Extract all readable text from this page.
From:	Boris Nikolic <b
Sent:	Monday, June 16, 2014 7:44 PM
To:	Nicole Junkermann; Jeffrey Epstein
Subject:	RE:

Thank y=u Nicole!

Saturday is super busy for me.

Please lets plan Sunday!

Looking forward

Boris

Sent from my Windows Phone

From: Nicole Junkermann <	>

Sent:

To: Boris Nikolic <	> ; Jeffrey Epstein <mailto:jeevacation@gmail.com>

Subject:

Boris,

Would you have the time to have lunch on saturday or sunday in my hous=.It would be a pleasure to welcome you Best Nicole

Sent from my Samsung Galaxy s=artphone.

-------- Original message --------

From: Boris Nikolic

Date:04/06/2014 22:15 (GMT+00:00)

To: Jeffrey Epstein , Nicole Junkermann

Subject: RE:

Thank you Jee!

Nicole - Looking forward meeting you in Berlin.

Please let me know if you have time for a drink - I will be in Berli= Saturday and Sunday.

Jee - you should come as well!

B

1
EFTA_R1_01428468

What the task asks -> Each line of the listing should be copied exactly.

Reply to the task ->
Extract all readable text from this page.
From:	Boris Nikolic <b
Sent:	Monday, June 16, 2014 7:44 PM
To:	Nicole Junkermann; Jeffrey Epstein
Subject:	RE:

Thank y=u Nicole!

Saturday is super busy for me.

Please lets plan Sunday!

Looking forward

Boris

Sent from my Windows Phone

From: Nicole Junkermann <	>

Sent:

To: Boris Nikolic <	> ; Jeffrey Epstein <mailto:jeevacation@gmail.com>

Subject:

Boris,

Would you have the time to have lunch on saturday or sunday in my hous=.It would be a pleasure to welcome you Best Nicole

Sent from my Samsung Galaxy s=artphone.

-------- Original message --------

From: Boris Nikolic

Date:04/06/2014 22:15 (GMT+00:00)

To: Jeffrey Epstein , Nicole Junkermann

Subject: RE:

Thank you Jee!

Nicole - Looking forward meeting you in Berlin.

Please let me know if you have time for a drink - I will be in Berli= Saturday and Sunday.

Jee - you should come as well!

B

1
EFTA_R1_01428468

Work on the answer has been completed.